### [WRITTEN REQUEST]
In the records below, work out how many lines hold the word "from". Report the number alone.

### [AVAILABLE RECORDS]
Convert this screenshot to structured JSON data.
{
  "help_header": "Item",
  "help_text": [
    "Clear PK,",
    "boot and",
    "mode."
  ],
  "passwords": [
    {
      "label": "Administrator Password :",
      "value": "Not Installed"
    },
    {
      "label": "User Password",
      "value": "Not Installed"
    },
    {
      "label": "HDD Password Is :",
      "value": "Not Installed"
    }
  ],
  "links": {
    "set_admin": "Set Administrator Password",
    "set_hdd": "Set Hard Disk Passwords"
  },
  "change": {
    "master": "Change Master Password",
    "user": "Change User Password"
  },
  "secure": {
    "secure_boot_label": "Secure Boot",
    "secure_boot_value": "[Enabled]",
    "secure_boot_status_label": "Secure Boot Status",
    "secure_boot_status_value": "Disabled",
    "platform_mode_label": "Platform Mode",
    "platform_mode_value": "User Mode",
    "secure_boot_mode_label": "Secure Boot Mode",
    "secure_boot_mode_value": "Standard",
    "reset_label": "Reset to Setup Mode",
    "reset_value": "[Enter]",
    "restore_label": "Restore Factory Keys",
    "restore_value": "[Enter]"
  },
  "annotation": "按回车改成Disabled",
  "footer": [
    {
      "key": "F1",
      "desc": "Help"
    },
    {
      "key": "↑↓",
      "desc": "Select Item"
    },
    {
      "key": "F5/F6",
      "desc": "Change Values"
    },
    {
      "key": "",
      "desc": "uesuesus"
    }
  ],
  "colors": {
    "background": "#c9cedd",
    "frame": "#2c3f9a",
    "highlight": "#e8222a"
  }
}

...

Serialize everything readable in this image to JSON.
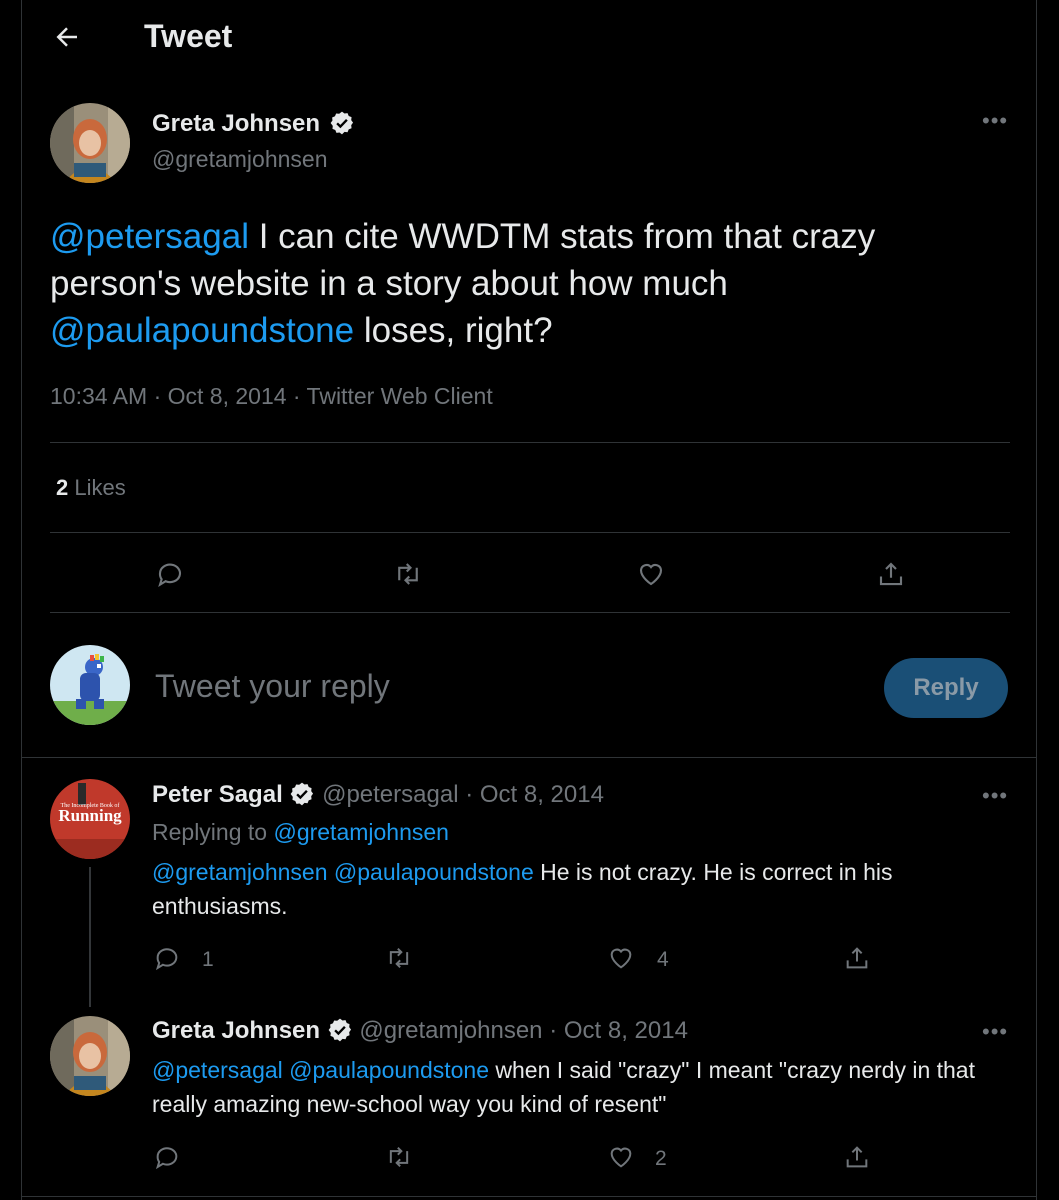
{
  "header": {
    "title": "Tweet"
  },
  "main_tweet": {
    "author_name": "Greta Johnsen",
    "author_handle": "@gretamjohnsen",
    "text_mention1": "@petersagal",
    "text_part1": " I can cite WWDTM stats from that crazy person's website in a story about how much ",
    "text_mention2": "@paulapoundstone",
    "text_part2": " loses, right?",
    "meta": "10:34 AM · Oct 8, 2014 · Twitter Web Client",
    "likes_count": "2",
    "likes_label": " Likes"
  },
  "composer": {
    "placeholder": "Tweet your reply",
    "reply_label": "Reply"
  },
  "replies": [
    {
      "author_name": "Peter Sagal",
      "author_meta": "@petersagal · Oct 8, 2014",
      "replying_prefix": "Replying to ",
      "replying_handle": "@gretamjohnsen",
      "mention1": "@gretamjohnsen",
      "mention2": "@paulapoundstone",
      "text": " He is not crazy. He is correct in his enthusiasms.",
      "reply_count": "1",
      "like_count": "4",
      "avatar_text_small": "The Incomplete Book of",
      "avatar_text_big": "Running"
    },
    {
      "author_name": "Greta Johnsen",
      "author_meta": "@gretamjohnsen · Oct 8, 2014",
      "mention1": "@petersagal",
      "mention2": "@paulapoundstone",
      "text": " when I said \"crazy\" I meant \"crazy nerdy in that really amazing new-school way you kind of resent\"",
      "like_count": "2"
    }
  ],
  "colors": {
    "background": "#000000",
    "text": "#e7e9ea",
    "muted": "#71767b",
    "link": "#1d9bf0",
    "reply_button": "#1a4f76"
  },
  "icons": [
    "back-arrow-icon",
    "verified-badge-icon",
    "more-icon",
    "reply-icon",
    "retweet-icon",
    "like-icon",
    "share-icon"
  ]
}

--

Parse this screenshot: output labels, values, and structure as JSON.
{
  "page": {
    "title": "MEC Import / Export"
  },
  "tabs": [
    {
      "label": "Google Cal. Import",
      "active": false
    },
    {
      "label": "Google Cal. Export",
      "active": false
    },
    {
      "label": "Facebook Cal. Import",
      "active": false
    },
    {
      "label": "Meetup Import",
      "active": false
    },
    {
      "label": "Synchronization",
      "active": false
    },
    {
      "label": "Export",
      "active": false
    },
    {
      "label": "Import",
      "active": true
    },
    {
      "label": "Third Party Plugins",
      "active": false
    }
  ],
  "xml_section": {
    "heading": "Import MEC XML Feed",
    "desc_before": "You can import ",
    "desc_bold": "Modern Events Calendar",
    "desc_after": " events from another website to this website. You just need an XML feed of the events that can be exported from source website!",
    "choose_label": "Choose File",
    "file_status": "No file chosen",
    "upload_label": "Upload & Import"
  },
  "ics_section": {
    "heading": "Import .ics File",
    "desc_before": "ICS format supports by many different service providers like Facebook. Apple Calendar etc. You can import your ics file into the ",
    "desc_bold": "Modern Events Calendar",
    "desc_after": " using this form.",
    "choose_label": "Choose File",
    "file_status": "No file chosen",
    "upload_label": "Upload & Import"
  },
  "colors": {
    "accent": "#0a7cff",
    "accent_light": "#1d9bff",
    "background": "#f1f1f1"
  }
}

### [RESULT FOR THIS TASK]
2